* WORK TASK: Each line of the data below holding the word "diagnosis" must be copied.

* RECORDS SHOWN:
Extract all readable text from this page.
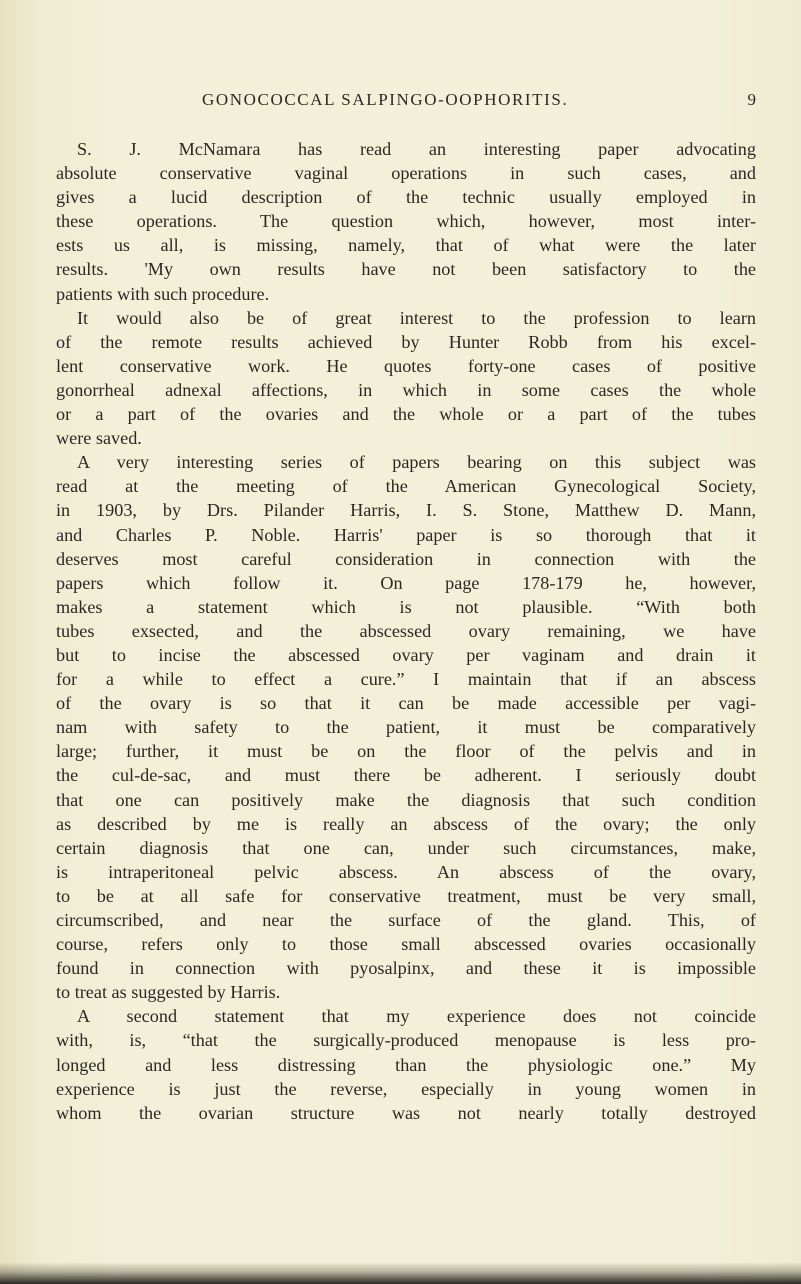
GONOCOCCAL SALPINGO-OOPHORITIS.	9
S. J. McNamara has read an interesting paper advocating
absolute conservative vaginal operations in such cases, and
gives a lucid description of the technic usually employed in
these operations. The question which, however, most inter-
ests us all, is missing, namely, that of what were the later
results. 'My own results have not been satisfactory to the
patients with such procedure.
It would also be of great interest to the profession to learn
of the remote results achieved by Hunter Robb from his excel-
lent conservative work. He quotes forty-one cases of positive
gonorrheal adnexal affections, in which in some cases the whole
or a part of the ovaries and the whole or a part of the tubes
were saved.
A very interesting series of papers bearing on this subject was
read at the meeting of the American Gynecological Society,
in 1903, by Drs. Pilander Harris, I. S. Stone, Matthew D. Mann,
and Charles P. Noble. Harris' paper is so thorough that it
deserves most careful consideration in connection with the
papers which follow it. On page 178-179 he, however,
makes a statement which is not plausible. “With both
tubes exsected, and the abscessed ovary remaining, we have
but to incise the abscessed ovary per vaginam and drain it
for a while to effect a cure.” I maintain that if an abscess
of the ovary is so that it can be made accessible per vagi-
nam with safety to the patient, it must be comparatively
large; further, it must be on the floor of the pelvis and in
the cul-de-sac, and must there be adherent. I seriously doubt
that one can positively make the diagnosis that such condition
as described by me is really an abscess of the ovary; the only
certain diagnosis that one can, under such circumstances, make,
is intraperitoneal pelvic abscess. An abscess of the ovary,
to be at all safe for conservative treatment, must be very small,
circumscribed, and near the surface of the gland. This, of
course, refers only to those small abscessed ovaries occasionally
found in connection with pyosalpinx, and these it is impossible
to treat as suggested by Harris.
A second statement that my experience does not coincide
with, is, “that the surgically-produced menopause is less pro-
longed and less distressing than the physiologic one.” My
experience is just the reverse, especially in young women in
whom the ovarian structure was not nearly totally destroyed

---

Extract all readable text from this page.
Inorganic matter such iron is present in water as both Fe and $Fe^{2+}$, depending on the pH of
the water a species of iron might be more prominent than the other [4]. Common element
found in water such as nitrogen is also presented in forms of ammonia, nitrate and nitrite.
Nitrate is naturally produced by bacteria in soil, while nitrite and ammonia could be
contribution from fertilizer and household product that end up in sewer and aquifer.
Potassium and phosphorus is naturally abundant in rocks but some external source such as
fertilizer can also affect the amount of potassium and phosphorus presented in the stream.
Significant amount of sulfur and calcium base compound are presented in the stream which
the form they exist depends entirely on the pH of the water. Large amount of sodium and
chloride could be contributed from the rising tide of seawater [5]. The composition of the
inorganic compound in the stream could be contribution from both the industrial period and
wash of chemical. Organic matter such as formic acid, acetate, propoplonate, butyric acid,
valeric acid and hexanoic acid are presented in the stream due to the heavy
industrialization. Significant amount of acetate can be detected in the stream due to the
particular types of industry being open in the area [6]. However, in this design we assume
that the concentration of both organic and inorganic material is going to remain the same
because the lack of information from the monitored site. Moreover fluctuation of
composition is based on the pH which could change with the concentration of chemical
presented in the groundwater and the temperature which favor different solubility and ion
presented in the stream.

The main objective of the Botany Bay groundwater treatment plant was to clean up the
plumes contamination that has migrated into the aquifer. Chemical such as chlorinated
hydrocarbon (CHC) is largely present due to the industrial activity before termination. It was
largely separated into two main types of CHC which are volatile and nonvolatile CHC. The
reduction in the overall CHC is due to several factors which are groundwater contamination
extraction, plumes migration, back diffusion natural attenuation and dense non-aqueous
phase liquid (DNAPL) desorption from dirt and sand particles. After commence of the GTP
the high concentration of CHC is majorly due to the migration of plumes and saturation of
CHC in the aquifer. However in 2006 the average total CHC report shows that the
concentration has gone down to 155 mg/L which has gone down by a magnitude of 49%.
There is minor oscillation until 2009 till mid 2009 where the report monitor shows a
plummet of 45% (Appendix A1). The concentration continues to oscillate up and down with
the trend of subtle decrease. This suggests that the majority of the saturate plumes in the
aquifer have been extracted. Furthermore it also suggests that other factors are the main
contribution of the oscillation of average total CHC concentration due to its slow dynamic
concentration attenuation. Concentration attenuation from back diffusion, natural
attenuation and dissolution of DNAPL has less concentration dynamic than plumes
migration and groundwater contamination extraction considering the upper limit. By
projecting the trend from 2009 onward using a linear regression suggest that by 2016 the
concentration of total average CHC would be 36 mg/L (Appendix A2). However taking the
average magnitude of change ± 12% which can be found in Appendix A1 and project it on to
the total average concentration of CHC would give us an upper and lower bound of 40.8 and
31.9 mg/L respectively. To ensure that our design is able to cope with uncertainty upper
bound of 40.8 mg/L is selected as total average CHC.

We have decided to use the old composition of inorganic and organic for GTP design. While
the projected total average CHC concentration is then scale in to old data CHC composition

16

==

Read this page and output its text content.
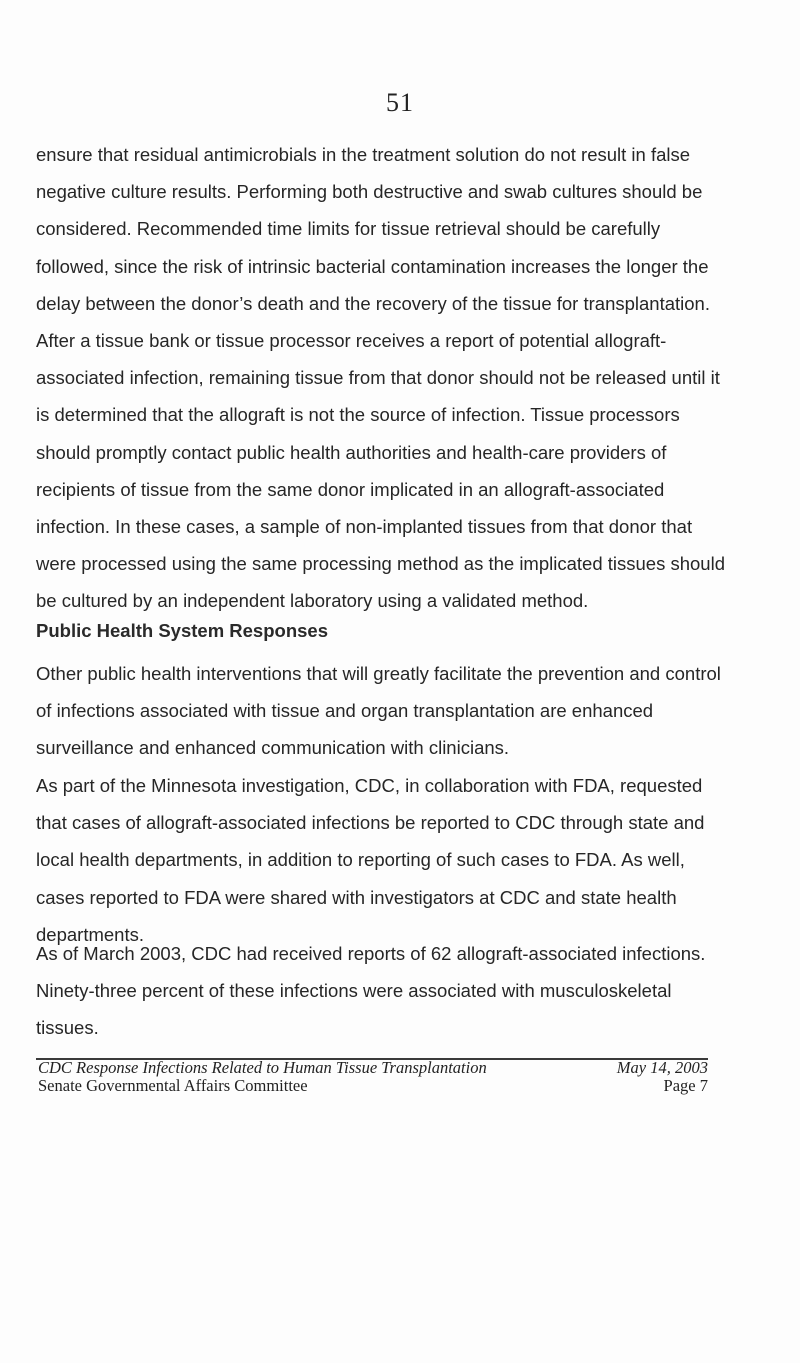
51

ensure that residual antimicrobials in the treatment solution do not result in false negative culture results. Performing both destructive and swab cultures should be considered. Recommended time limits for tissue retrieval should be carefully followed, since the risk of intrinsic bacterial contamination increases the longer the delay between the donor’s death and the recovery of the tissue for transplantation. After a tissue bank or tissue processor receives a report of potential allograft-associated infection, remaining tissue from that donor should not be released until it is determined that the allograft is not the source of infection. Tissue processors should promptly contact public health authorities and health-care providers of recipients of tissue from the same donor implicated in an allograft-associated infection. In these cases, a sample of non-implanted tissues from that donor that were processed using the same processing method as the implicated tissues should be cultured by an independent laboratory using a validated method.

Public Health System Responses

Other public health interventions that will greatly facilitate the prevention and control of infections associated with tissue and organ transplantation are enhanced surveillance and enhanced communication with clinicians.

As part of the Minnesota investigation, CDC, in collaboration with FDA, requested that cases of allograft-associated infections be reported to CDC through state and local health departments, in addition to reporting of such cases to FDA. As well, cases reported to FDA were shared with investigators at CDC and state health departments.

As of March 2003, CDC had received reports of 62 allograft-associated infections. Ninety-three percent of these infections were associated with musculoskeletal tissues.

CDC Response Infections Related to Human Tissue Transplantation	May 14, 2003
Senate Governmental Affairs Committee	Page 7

* EXERCISE RESPONSE:
that one can positively make the diagnosis that such condition
certain diagnosis that one can, under such circumstances, make,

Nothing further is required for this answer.